5.Het prijsgeven van een aanspraak

5.1
Indien op enig moment niet meer wordt voldaan aan de bepalingen van of krachtens hoofdstuk IIB van de Wet LB, wordt de pensioenaanspraak onzuiver en leidt dit tot verlies van de fiscale faciliteiten. De belangrijkste sanctiebepaling in dit kader is artikel 19b Wet LB. In dit artikel wordt opgesomd welke handelingen met betrekking tot de pensioenaanspraak ‘verboden’ handelingen zijn en aldus leiden tot het in aanmerking nemen van de aanspraak als loon. Het gaat hierbij onder meer om de afkoop en vervreemding van een aanspraak ingevolge een pensioenregeling.
5.2
Artikel 19b, lid 1, onderdeel c (oud), Wet LB, zoals dat tot 1 april 2017 luidde, [48] ziet op het geval waarin een aanspraak ingevolge een pensioenregeling in eigen beheer geheel of gedeeltelijk wordt prijsgegeven, behoudens voor zover de aanspraak niet voor verwezenlijking vatbaar is. [49] Het gaat zowel om het prijsgeven van een reeds ingegaan pensioen als het prijsgeven van een nog niet ingegaan pensioen. [50] Deze bepaling vindt zijn oorsprong in artikel 11c, lid 1, onderdeel c (oud), Wet LB. [51] Het doel van die bepaling was om oneigenlijke handelingen met betrekking tot pensioenaanspraken die zijn verzekerd bij een eigen pensioenlichaam of een werkmaatschappij tegen te gaan. [52] Artikel 19b Wet LB heeft eveneens het karakter van een antimisbruikbepaling.

Opdrachten —
#1 Beantwoord over het fragment over het prijsgeven van een pensioenaanspraak:
(a) Welk artikel noemt het fragment de belangrijkste sanctiebepaling?
(b) Tot welke datum luidde artikel 19b, lid 1, onderdeel c (oud), Wet LB in de besproken vorm?
(c) In welk artikel vindt die bepaling haar oorsprong?
#2 Neem uit het fragment over het prijsgeven van een pensioenaanspraak letterlijk het deel over dat opent met de woorden met daarin "5.Het prijsgeven van" en sluit met "ingevolge een pensioenregeling.".
De items zijn voor deze opdrachten niet nodig.

Aangeleverde gegevens —

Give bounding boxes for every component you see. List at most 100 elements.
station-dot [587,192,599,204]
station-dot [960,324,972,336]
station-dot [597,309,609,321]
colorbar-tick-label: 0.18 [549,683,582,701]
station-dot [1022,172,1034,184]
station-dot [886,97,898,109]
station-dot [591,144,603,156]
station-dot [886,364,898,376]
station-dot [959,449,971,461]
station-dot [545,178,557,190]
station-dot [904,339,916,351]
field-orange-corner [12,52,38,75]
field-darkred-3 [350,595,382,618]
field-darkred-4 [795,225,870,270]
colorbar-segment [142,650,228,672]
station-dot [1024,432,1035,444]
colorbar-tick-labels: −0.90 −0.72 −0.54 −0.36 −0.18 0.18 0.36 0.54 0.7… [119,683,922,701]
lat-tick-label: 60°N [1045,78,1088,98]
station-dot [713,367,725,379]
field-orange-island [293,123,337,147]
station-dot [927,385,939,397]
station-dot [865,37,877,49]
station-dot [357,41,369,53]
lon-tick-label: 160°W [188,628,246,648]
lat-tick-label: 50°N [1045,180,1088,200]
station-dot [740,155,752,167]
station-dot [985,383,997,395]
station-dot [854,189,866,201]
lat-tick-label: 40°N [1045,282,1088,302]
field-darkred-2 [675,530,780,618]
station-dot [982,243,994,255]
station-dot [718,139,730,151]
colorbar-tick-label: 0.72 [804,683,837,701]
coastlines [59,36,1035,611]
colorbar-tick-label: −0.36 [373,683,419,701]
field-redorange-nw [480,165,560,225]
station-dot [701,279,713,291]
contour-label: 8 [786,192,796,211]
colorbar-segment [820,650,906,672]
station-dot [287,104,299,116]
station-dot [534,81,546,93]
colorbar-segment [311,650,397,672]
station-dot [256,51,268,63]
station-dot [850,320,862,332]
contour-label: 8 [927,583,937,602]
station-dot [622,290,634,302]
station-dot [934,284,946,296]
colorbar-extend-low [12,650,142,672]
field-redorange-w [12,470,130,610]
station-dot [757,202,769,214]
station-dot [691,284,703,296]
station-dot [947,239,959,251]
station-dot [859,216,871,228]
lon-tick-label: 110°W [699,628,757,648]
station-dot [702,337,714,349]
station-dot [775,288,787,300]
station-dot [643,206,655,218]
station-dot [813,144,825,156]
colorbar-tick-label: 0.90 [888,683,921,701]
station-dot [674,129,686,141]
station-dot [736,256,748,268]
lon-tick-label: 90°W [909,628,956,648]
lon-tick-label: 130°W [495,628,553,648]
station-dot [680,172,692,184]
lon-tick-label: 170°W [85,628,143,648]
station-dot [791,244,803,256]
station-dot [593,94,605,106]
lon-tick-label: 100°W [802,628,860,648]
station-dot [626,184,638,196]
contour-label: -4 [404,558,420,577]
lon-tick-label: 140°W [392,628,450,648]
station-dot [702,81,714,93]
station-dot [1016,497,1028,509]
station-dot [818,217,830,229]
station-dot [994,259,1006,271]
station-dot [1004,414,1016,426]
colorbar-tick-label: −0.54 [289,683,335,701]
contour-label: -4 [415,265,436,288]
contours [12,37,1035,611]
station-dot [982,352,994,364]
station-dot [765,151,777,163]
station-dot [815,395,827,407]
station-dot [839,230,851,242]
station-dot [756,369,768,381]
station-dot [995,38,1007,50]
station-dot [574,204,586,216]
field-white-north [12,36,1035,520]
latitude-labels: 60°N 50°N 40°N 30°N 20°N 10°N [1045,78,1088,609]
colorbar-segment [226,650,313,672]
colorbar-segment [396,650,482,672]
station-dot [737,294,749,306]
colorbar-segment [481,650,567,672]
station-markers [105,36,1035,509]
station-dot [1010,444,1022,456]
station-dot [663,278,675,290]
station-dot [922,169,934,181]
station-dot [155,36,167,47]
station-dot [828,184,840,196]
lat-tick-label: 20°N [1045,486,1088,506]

Antwoorden —
#1
(a) Artikel 19b Wet LB.
(b) Tot 1 april 2017.
(c) In artikel 11c, lid 1, onderdeel c (oud), Wet LB.

#2
5.Het prijsgeven van een aanspraak

5.1
Indien op enig moment niet meer wordt voldaan aan de bepalingen van of krachtens hoofdstuk IIB van de Wet LB, wordt de pensioenaanspraak onzuiver en leidt dit tot verlies van de fiscale faciliteiten. De belangrijkste sanctiebepaling in dit kader is artikel 19b Wet LB. In dit artikel wordt opgesomd welke handelingen met betrekking tot de pensioenaanspraak ‘verboden’ handelingen zijn en aldus leiden tot het in aanmerking nemen van de aanspraak als loon. Het gaat hierbij onder meer om de afkoop en vervreemding van een aanspraak ingevolge een pensioenregeling.